** PROBLEM **
Give every entry again, unchanged, and leave its images out.

[Data entries]
________________

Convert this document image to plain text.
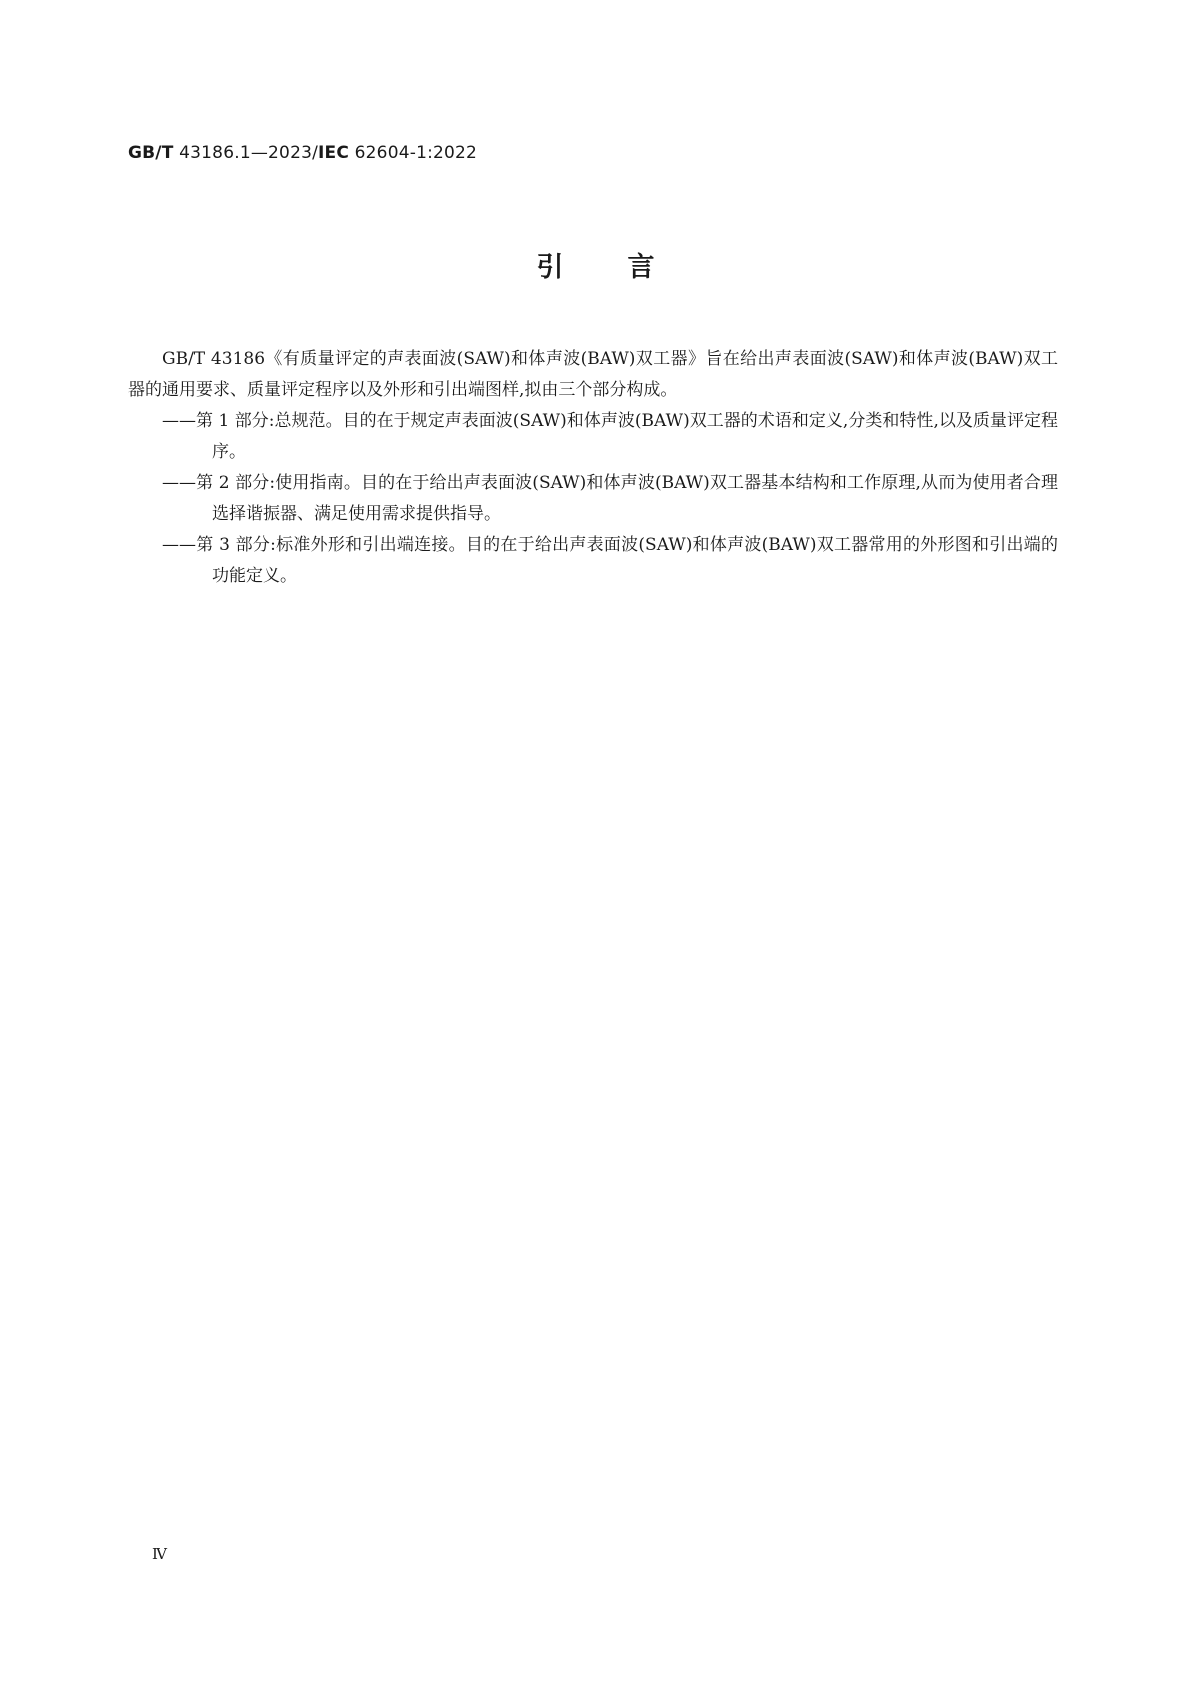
GB/T 43186.1—2023/IEC 62604-1:2022
引言

GB/T 43186《有质量评定的声表面波(SAW)和体声波(BAW)双工器》旨在给出声表面波(SAW)和体声波(BAW)双工器的通用要求、质量评定程序以及外形和引出端图样,拟由三个部分构成。

——第 1 部分:总规范。目的在于规定声表面波(SAW)和体声波(BAW)双工器的术语和定义,分类和特性,以及质量评定程序。

——第 2 部分:使用指南。目的在于给出声表面波(SAW)和体声波(BAW)双工器基本结构和工作原理,从而为使用者合理选择谐振器、满足使用需求提供指导。

——第 3 部分:标准外形和引出端连接。目的在于给出声表面波(SAW)和体声波(BAW)双工器常用的外形图和引出端的功能定义。

Ⅳ
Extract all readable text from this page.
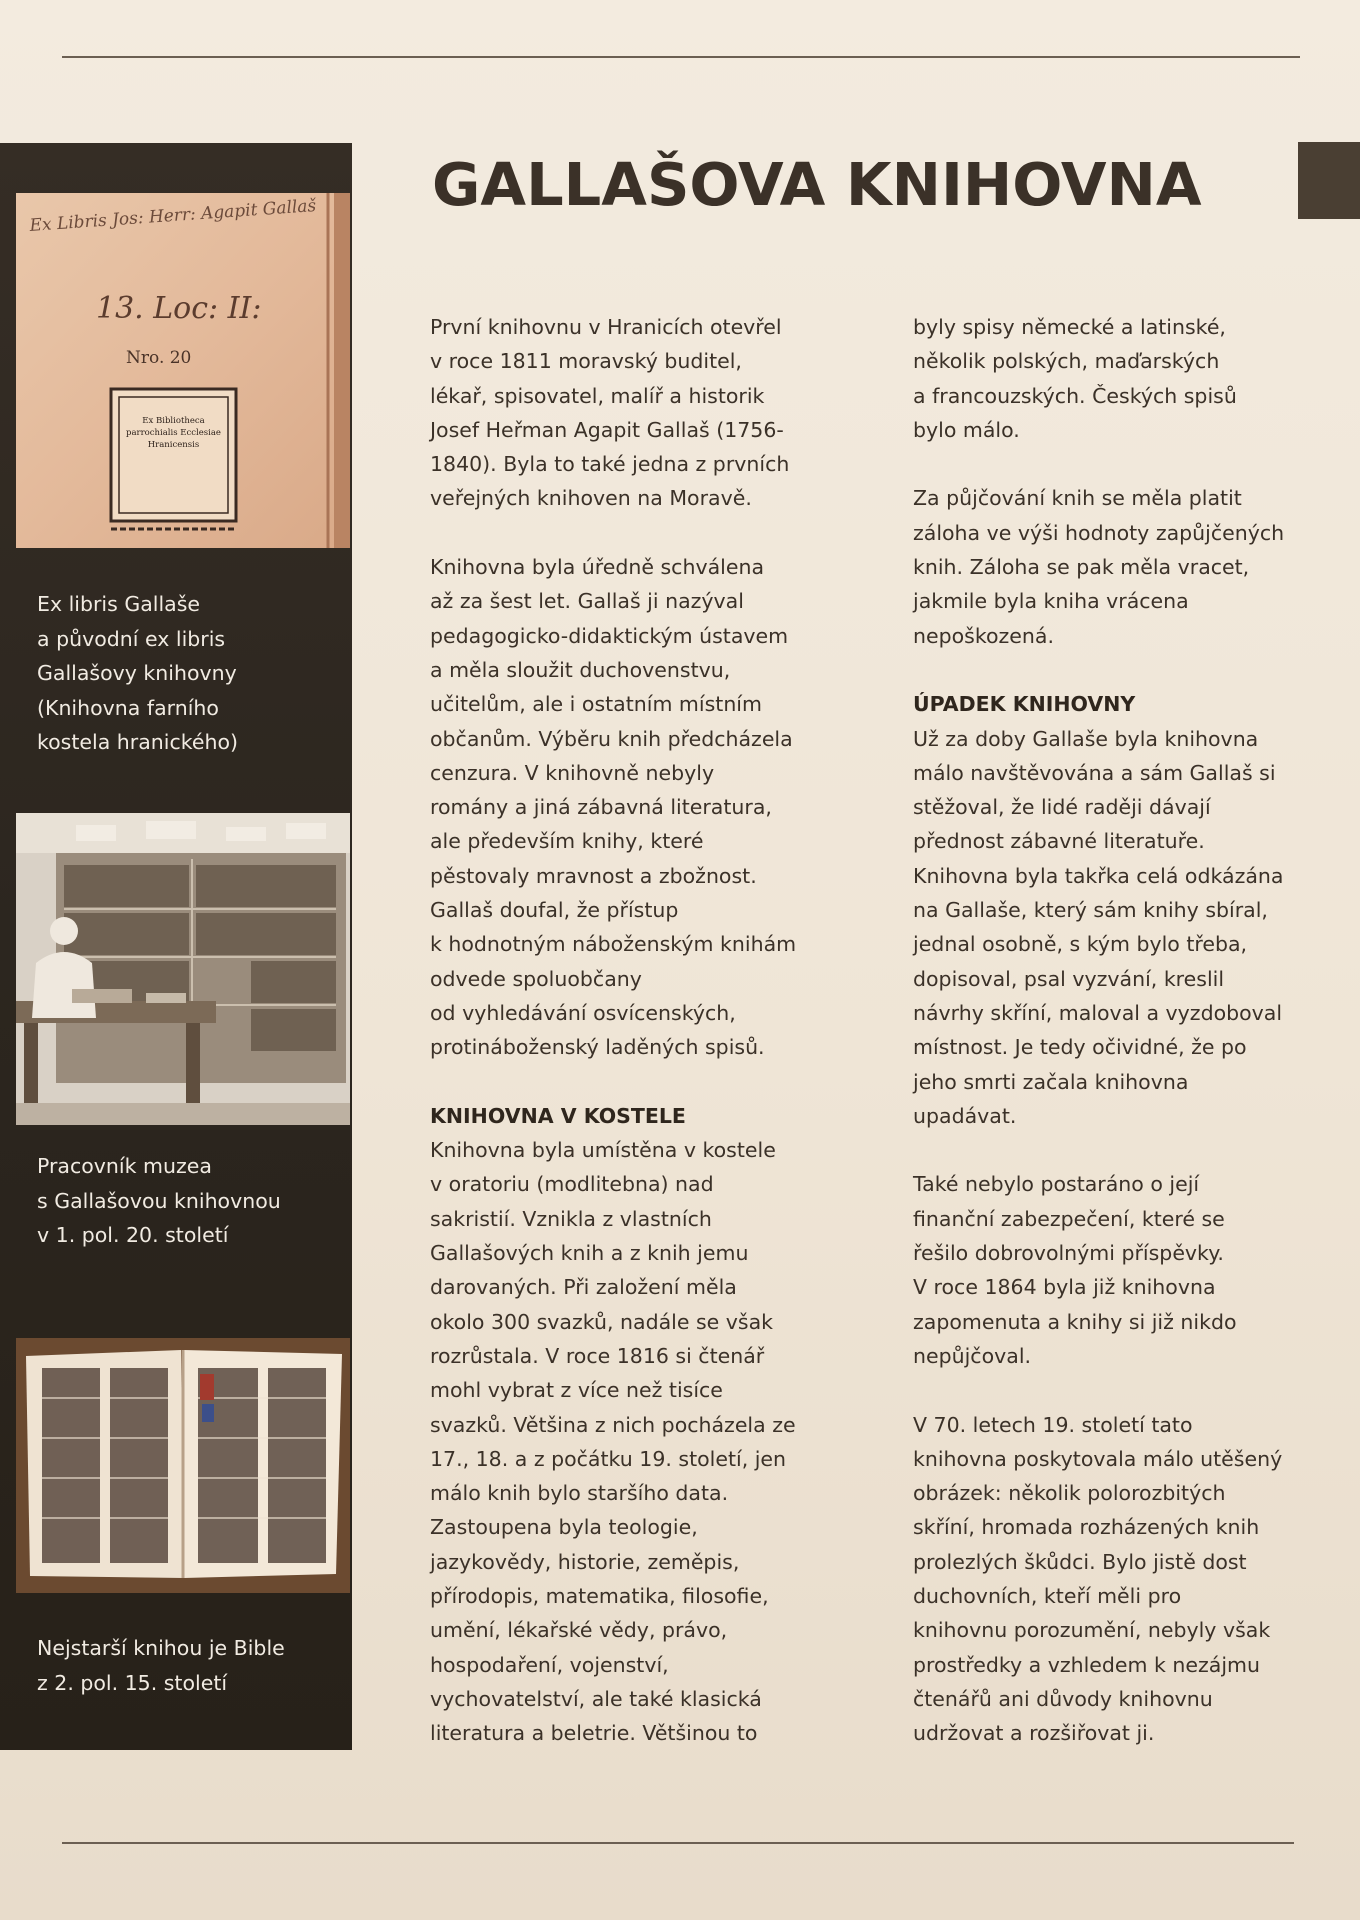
Ex Libris Jos: Herr: Agapit Gallaš
13. Loc: II:
Nro. 20
Ex Bibliotheca parrochialis Ecclesiae Hranicensis
Ex libris Gallaše
a původní ex libris
Gallašovy knihovny
(Knihovna farního
kostela hranického)
Pracovník muzea
s Gallašovou knihovnou
v 1. pol. 20. století
Nejstarší knihou je Bible
z 2. pol. 15. století
GALLAŠOVA KNIHOVNA

První knihovnu v Hranicích otevřel

v roce 1811 moravský buditel,

lékař, spisovatel, malíř a historik

Josef Heřman Agapit Gallaš (1756-

1840). Byla to také jedna z prvních

veřejných knihoven na Moravě.

Knihovna byla úředně schválena

až za šest let. Gallaš ji nazýval

pedagogicko-didaktickým ústavem

a měla sloužit duchovenstvu,

učitelům, ale i ostatním místním

občanům. Výběru knih předcházela

cenzura. V knihovně nebyly

romány a jiná zábavná literatura,

ale především knihy, které

pěstovaly mravnost a zbožnost.

Gallaš doufal, že přístup

k hodnotným náboženským knihám

odvede spoluobčany

od vyhledávání osvícenských,

protináboženský laděných spisů.

KNIHOVNA V KOSTELE

Knihovna byla umístěna v kostele

v oratoriu (modlitebna) nad

sakristií. Vznikla z vlastních

Gallašových knih a z knih jemu

darovaných. Při založení měla

okolo 300 svazků, nadále se však

rozrůstala. V roce 1816 si čtenář

mohl vybrat z více než tisíce

svazků. Většina z nich pocházela ze

17., 18. a z počátku 19. století, jen

málo knih bylo staršího data.

Zastoupena byla teologie,

jazykovědy, historie, zeměpis,

přírodopis, matematika, filosofie,

umění, lékařské vědy, právo,

hospodaření, vojenství,

vychovatelství, ale také klasická

literatura a beletrie. Většinou to

byly spisy německé a latinské,

několik polských, maďarských

a francouzských. Českých spisů

bylo málo.

Za půjčování knih se měla platit

záloha ve výši hodnoty zapůjčených

knih. Záloha se pak měla vracet,

jakmile byla kniha vrácena

nepoškozená.

ÚPADEK KNIHOVNY

Už za doby Gallaše byla knihovna

málo navštěvována a sám Gallaš si

stěžoval, že lidé raději dávají

přednost zábavné literatuře.

Knihovna byla takřka celá odkázána

na Gallaše, který sám knihy sbíral,

jednal osobně, s kým bylo třeba,

dopisoval, psal vyzvání, kreslil

návrhy skříní, maloval a vyzdoboval

místnost. Je tedy očividné, že po

jeho smrti začala knihovna

upadávat.

Také nebylo postaráno o její

finanční zabezpečení, které se

řešilo dobrovolnými příspěvky.

V roce 1864 byla již knihovna

zapomenuta a knihy si již nikdo

nepůjčoval.

V 70. letech 19. století tato

knihovna poskytovala málo utěšený

obrázek: několik polorozbitých

skříní, hromada rozházených knih

prolezlých škůdci. Bylo jistě dost

duchovních, kteří měli pro

knihovnu porozumění, nebyly však

prostředky a vzhledem k nezájmu

čtenářů ani důvody knihovnu

udržovat a rozšiřovat ji.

________________

** RESPONSE TO THIS TASK **
Convert this document image to plain text.
GB/T 43186.1—2023/IEC 62604-1:2022
引言

GB/T 43186《有质量评定的声表面波(SAW)和体声波(BAW)双工器》旨在给出声表面波(SAW)和体声波(BAW)双工器的通用要求、质量评定程序以及外形和引出端图样,拟由三个部分构成。

——第 1 部分:总规范。目的在于规定声表面波(SAW)和体声波(BAW)双工器的术语和定义,分类和特性,以及质量评定程序。

——第 2 部分:使用指南。目的在于给出声表面波(SAW)和体声波(BAW)双工器基本结构和工作原理,从而为使用者合理选择谐振器、满足使用需求提供指导。

——第 3 部分:标准外形和引出端连接。目的在于给出声表面波(SAW)和体声波(BAW)双工器常用的外形图和引出端的功能定义。

Ⅳ
Extract all readable text from this page.
Ex Libris Jos: Herr: Agapit Gallaš
13. Loc: II:
Nro. 20
Ex Bibliotheca parrochialis Ecclesiae Hranicensis
Ex libris Gallaše
a původní ex libris
Gallašovy knihovny
(Knihovna farního
kostela hranického)
Pracovník muzea
s Gallašovou knihovnou
v 1. pol. 20. století
Nejstarší knihou je Bible
z 2. pol. 15. století
GALLAŠOVA KNIHOVNA

První knihovnu v Hranicích otevřel

v roce 1811 moravský buditel,

lékař, spisovatel, malíř a historik

Josef Heřman Agapit Gallaš (1756-

1840). Byla to také jedna z prvních

veřejných knihoven na Moravě.

Knihovna byla úředně schválena

až za šest let. Gallaš ji nazýval

pedagogicko-didaktickým ústavem

a měla sloužit duchovenstvu,

učitelům, ale i ostatním místním

občanům. Výběru knih předcházela

cenzura. V knihovně nebyly

romány a jiná zábavná literatura,

ale především knihy, které

pěstovaly mravnost a zbožnost.

Gallaš doufal, že přístup

k hodnotným náboženským knihám

odvede spoluobčany

od vyhledávání osvícenských,

protináboženský laděných spisů.

KNIHOVNA V KOSTELE

Knihovna byla umístěna v kostele

v oratoriu (modlitebna) nad

sakristií. Vznikla z vlastních

Gallašových knih a z knih jemu

darovaných. Při založení měla

okolo 300 svazků, nadále se však

rozrůstala. V roce 1816 si čtenář

mohl vybrat z více než tisíce

svazků. Většina z nich pocházela ze

17., 18. a z počátku 19. století, jen

málo knih bylo staršího data.

Zastoupena byla teologie,

jazykovědy, historie, zeměpis,

přírodopis, matematika, filosofie,

umění, lékařské vědy, právo,

hospodaření, vojenství,

vychovatelství, ale také klasická

literatura a beletrie. Většinou to

byly spisy německé a latinské,

několik polských, maďarských

a francouzských. Českých spisů

bylo málo.

Za půjčování knih se měla platit

záloha ve výši hodnoty zapůjčených

knih. Záloha se pak měla vracet,

jakmile byla kniha vrácena

nepoškozená.

ÚPADEK KNIHOVNY

Už za doby Gallaše byla knihovna

málo navštěvována a sám Gallaš si

stěžoval, že lidé raději dávají

přednost zábavné literatuře.

Knihovna byla takřka celá odkázána

na Gallaše, který sám knihy sbíral,

jednal osobně, s kým bylo třeba,

dopisoval, psal vyzvání, kreslil

návrhy skříní, maloval a vyzdoboval

místnost. Je tedy očividné, že po

jeho smrti začala knihovna

upadávat.

Také nebylo postaráno o její

finanční zabezpečení, které se

řešilo dobrovolnými příspěvky.

V roce 1864 byla již knihovna

zapomenuta a knihy si již nikdo

nepůjčoval.

V 70. letech 19. století tato

knihovna poskytovala málo utěšený

obrázek: několik polorozbitých

skříní, hromada rozházených knih

prolezlých škůdci. Bylo jistě dost

duchovních, kteří měli pro

knihovnu porozumění, nebyly však

prostředky a vzhledem k nezájmu

čtenářů ani důvody knihovnu

udržovat a rozšiřovat ji.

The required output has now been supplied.